══ Data provided

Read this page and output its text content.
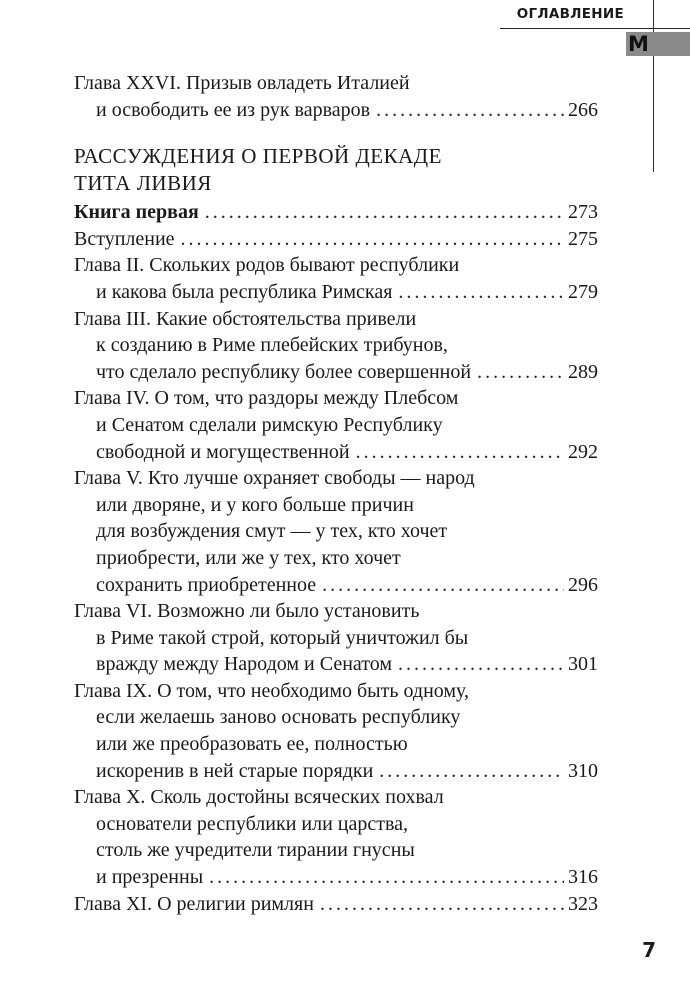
ОГЛАВЛЕНИЕ
М
Глава XXVI. Призыв овладеть Италией
и освободить ее из рук варваров . . .	266
РАССУЖДЕНИЯ О ПЕРВОЙ ДЕКАДЕ
ТИТА ЛИВИЯ
Книга первая . . .	273
Вступление . . .	275
Глава II. Скольких родов бывают республики
и какова была республика Римская . . .	279
Глава III. Какие обстоятельства привели
к созданию в Риме плебейских трибунов,
что сделало республику более совершенной . . .	289
Глава IV. О том, что раздоры между Плебсом
и Сенатом сделали римскую Республику
свободной и могущественной . . .	292
Глава V. Кто лучше охраняет свободы — народ
или дворяне, и у кого больше причин
для возбуждения смут — у тех, кто хочет
приобрести, или же у тех, кто хочет
сохранить приобретенное . . .	296
Глава VI. Возможно ли было установить
в Риме такой строй, который уничтожил бы
вражду между Народом и Сенатом . . .	301
Глава IX. О том, что необходимо быть одному,
если желаешь заново основать республику
или же преобразовать ее, полностью
искоренив в ней старые порядки . . .	310
Глава X. Сколь достойны всяческих похвал
основатели республики или царства,
столь же учредители тирании гнусны
и презренны . . .	316
Глава XI. О религии римлян . . .	323
7
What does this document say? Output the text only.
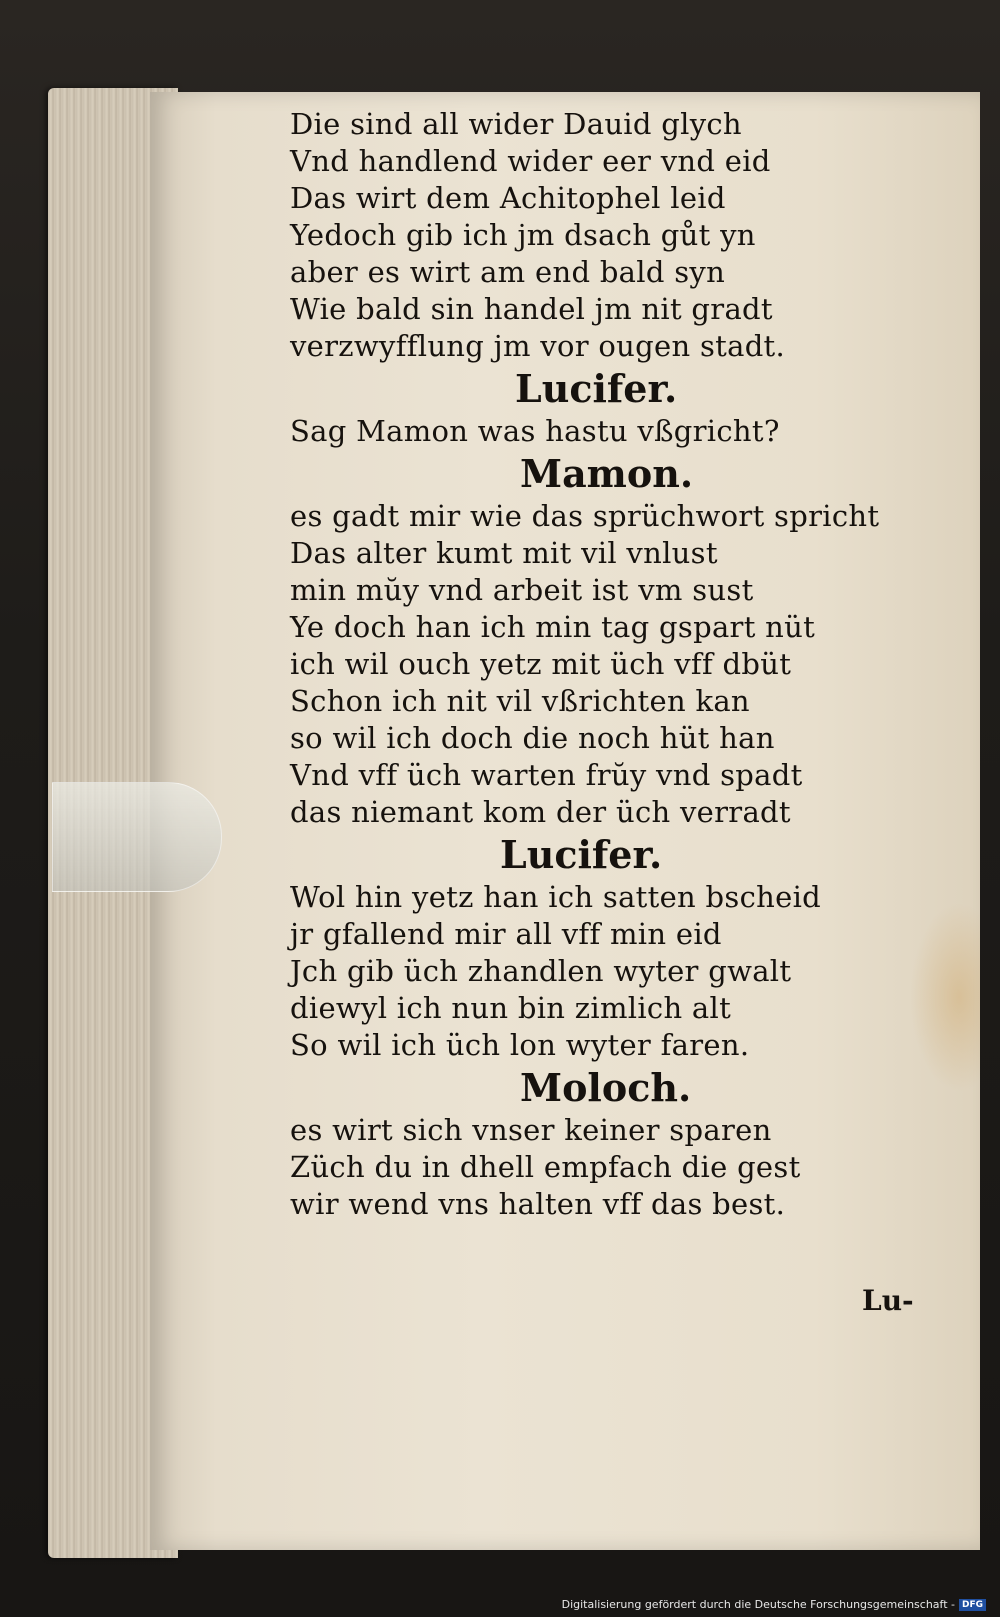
Die sind all wider Dauid glych
Vnd handlend wider eer vnd eid
Das wirt dem Achitophel leid
Yedoch gib ich jm dsach gůt yn
aber es wirt am end bald syn
Wie bald sin handel jm nit gradt
verzwyfflung jm vor ougen stadt.
Lucifer.
Sag Mamon was hastu vßgricht?
Mamon.
es gadt mir wie das sprüchwort spricht
Das alter kumt mit vil vnlust
min mŭy vnd arbeit ist vm sust
Ye doch han ich min tag gspart nüt
ich wil ouch yetz mit üch vff dbüt
Schon ich nit vil vßrichten kan
so wil ich doch die noch hüt han
Vnd vff üch warten frŭy vnd spadt
das niemant kom der üch verradt
Lucifer.
Wol hin yetz han ich satten bscheid
jr gfallend mir all vff min eid
Jch gib üch zhandlen wyter gwalt
diewyl ich nun bin zimlich alt
So wil ich üch lon wyter faren.
Moloch.
es wirt sich vnser keiner sparen
Züch du in dhell empfach die gest
wir wend vns halten vff das best.
Lu-
Digitalisierung gefördert durch die Deutsche Forschungsgemeinschaft - DFG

════

_What is required_
Verbatim reproduction of every record is required; images are left out.

_The output_
Read this page and output its text content.
ОГЛАВЛЕНИЕ
М
Глава XXVI. Призыв овладеть Италией
и освободить ее из рук варваров . . .	266
РАССУЖДЕНИЯ О ПЕРВОЙ ДЕКАДЕ
ТИТА ЛИВИЯ
Книга первая . . .	273
Вступление . . .	275
Глава II. Скольких родов бывают республики
и какова была республика Римская . . .	279
Глава III. Какие обстоятельства привели
к созданию в Риме плебейских трибунов,
что сделало республику более совершенной . . .	289
Глава IV. О том, что раздоры между Плебсом
и Сенатом сделали римскую Республику
свободной и могущественной . . .	292
Глава V. Кто лучше охраняет свободы — народ
или дворяне, и у кого больше причин
для возбуждения смут — у тех, кто хочет
приобрести, или же у тех, кто хочет
сохранить приобретенное . . .	296
Глава VI. Возможно ли было установить
в Риме такой строй, который уничтожил бы
вражду между Народом и Сенатом . . .	301
Глава IX. О том, что необходимо быть одному,
если желаешь заново основать республику
или же преобразовать ее, полностью
искоренив в ней старые порядки . . .	310
Глава X. Сколь достойны всяческих похвал
основатели республики или царства,
столь же учредители тирании гнусны
и презренны . . .	316
Глава XI. О религии римлян . . .	323
7
What does this document say? Output the text only.
Die sind all wider Dauid glych
Vnd handlend wider eer vnd eid
Das wirt dem Achitophel leid
Yedoch gib ich jm dsach gůt yn
aber es wirt am end bald syn
Wie bald sin handel jm nit gradt
verzwyfflung jm vor ougen stadt.
Lucifer.
Sag Mamon was hastu vßgricht?
Mamon.
es gadt mir wie das sprüchwort spricht
Das alter kumt mit vil vnlust
min mŭy vnd arbeit ist vm sust
Ye doch han ich min tag gspart nüt
ich wil ouch yetz mit üch vff dbüt
Schon ich nit vil vßrichten kan
so wil ich doch die noch hüt han
Vnd vff üch warten frŭy vnd spadt
das niemant kom der üch verradt
Lucifer.
Wol hin yetz han ich satten bscheid
jr gfallend mir all vff min eid
Jch gib üch zhandlen wyter gwalt
diewyl ich nun bin zimlich alt
So wil ich üch lon wyter faren.
Moloch.
es wirt sich vnser keiner sparen
Züch du in dhell empfach die gest
wir wend vns halten vff das best.
Lu-
Digitalisierung gefördert durch die Deutsche Forschungsgemeinschaft - DFG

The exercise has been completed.